**GOAL OF THE EXERCISE:** What follows is a set of entries. Give them again exactly, without the pictures.

---------- RECORDS FOR PROCESSING ----------

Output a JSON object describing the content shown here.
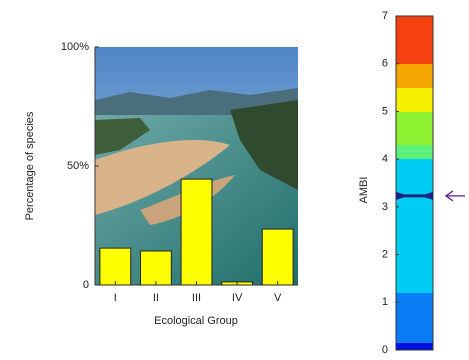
{
  "chart_data": [
    {
      "type": "bar",
      "ylabel": "Percentage of species",
      "xlabel": "Ecological Group",
      "categories": [
        "I",
        "II",
        "III",
        "IV",
        "V"
      ],
      "values": [
        15.5,
        14.3,
        44.5,
        1.3,
        23.5
      ],
      "color": "#ffff00",
      "ylim": [
        0,
        100
      ],
      "yticks": [
        0,
        {
          "value": 50,
          "label": "50%"
        },
        {
          "value": 100,
          "label": "100%"
        }
      ]
    },
    {
      "type": "gauge",
      "ylabel": "AMBI",
      "ylim": [
        0,
        7
      ],
      "yticks": [
        0,
        1,
        2,
        3,
        4,
        5,
        6,
        7
      ],
      "value": 3.23,
      "marker_color": "#1a237e",
      "arrow_color": "#5a1a9a"
    }
  ]
}
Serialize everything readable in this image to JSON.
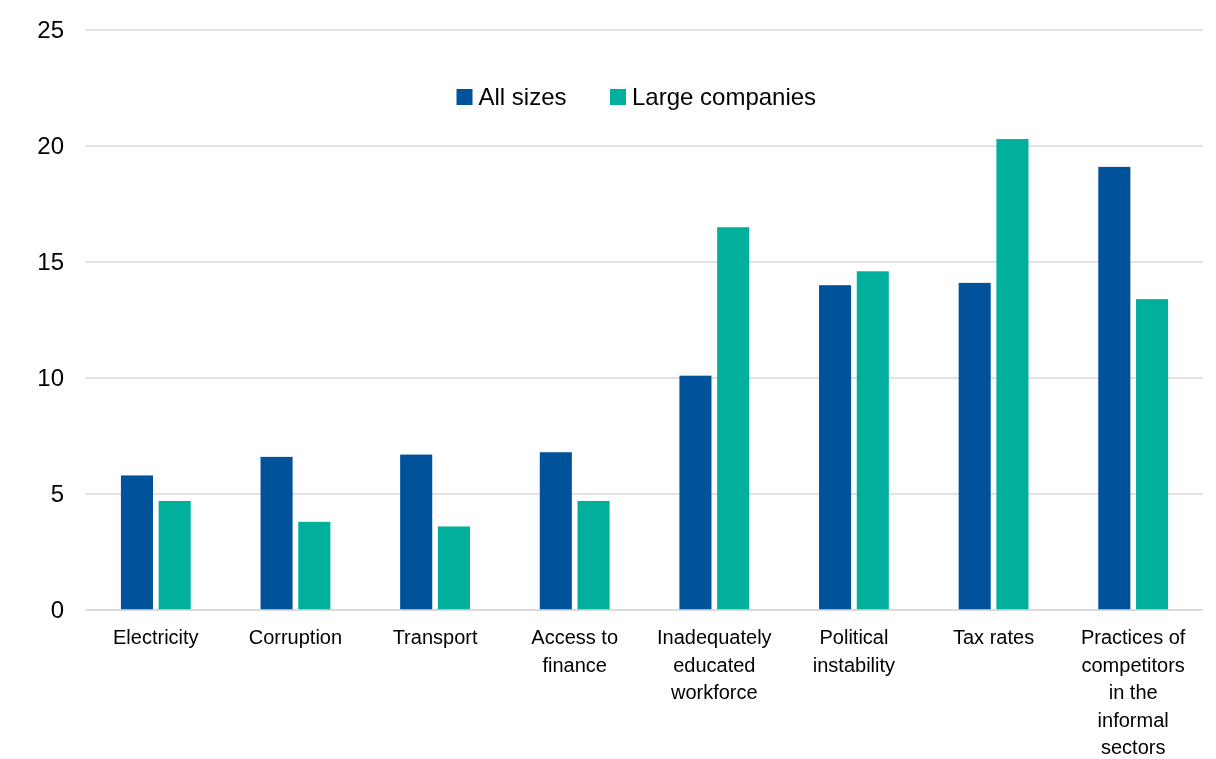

----------

**CORRECT OUTPUT:**
Output a JSON object describing the content shown here.
{
  "chart_data": [
    {
      "type": "bar",
      "ylabel": "Percentage of species",
      "xlabel": "Ecological Group",
      "categories": [
        "I",
        "II",
        "III",
        "IV",
        "V"
      ],
      "values": [
        15.5,
        14.3,
        44.5,
        1.3,
        23.5
      ],
      "color": "#ffff00",
      "ylim": [
        0,
        100
      ],
      "yticks": [
        0,
        {
          "value": 50,
          "label": "50%"
        },
        {
          "value": 100,
          "label": "100%"
        }
      ]
    },
    {
      "type": "gauge",
      "ylabel": "AMBI",
      "ylim": [
        0,
        7
      ],
      "yticks": [
        0,
        1,
        2,
        3,
        4,
        5,
        6,
        7
      ],
      "value": 3.23,
      "marker_color": "#1a237e",
      "arrow_color": "#5a1a9a"
    }
  ]
}
Serialize everything readable in this image to JSON.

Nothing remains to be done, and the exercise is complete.